• **DIRECTIONS FOR THIS TASK**
Each record must be reproduced exactly as it is shown.

Collected data entries
○ ○ ○ ○

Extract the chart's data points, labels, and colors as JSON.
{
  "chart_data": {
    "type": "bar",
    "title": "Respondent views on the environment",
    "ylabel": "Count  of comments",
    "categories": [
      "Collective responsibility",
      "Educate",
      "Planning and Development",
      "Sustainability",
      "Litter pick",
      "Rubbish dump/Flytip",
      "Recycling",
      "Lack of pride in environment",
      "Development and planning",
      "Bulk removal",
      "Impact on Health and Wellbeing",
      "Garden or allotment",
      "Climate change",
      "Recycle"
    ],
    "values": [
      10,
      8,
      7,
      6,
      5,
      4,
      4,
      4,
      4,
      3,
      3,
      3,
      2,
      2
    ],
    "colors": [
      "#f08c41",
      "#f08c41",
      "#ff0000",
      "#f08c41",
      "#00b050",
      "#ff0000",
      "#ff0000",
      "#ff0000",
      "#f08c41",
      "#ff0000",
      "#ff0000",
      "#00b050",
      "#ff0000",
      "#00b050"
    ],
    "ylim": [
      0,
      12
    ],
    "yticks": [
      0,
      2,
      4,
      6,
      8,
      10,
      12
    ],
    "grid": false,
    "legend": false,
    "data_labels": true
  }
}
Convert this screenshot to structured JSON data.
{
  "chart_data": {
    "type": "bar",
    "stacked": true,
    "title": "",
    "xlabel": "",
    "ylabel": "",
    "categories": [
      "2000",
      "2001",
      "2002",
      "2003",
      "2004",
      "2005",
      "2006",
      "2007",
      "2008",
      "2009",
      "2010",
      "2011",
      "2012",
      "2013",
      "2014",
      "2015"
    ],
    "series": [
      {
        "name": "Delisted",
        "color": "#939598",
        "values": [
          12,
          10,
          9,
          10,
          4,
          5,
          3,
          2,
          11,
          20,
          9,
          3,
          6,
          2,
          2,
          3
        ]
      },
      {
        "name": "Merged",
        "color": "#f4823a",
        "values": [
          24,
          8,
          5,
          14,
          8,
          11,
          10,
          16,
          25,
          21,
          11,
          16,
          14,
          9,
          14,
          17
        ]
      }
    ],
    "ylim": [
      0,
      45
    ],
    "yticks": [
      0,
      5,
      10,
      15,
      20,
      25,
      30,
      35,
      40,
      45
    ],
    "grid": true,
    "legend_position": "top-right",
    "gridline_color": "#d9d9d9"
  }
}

○ ○ ○ ○

• **RESULT OF THE EXERCISE**
Extract the chart's data points, labels, and colors as JSON.
{
  "chart_data": {
    "type": "bar",
    "title": "Respondent views on the environment",
    "ylabel": "Count  of comments",
    "categories": [
      "Collective responsibility",
      "Educate",
      "Planning and Development",
      "Sustainability",
      "Litter pick",
      "Rubbish dump/Flytip",
      "Recycling",
      "Lack of pride in environment",
      "Development and planning",
      "Bulk removal",
      "Impact on Health and Wellbeing",
      "Garden or allotment",
      "Climate change",
      "Recycle"
    ],
    "values": [
      10,
      8,
      7,
      6,
      5,
      4,
      4,
      4,
      4,
      3,
      3,
      3,
      2,
      2
    ],
    "colors": [
      "#f08c41",
      "#f08c41",
      "#ff0000",
      "#f08c41",
      "#00b050",
      "#ff0000",
      "#ff0000",
      "#ff0000",
      "#f08c41",
      "#ff0000",
      "#ff0000",
      "#00b050",
      "#ff0000",
      "#00b050"
    ],
    "ylim": [
      0,
      12
    ],
    "yticks": [
      0,
      2,
      4,
      6,
      8,
      10,
      12
    ],
    "grid": false,
    "legend": false,
    "data_labels": true
  }
}
Convert this screenshot to structured JSON data.
{
  "chart_data": {
    "type": "bar",
    "stacked": true,
    "title": "",
    "xlabel": "",
    "ylabel": "",
    "categories": [
      "2000",
      "2001",
      "2002",
      "2003",
      "2004",
      "2005",
      "2006",
      "2007",
      "2008",
      "2009",
      "2010",
      "2011",
      "2012",
      "2013",
      "2014",
      "2015"
    ],
    "series": [
      {
        "name": "Delisted",
        "color": "#939598",
        "values": [
          12,
          10,
          9,
          10,
          4,
          5,
          3,
          2,
          11,
          20,
          9,
          3,
          6,
          2,
          2,
          3
        ]
      },
      {
        "name": "Merged",
        "color": "#f4823a",
        "values": [
          24,
          8,
          5,
          14,
          8,
          11,
          10,
          16,
          25,
          21,
          11,
          16,
          14,
          9,
          14,
          17
        ]
      }
    ],
    "ylim": [
      0,
      45
    ],
    "yticks": [
      0,
      5,
      10,
      15,
      20,
      25,
      30,
      35,
      40,
      45
    ],
    "grid": true,
    "legend_position": "top-right",
    "gridline_color": "#d9d9d9"
  }
}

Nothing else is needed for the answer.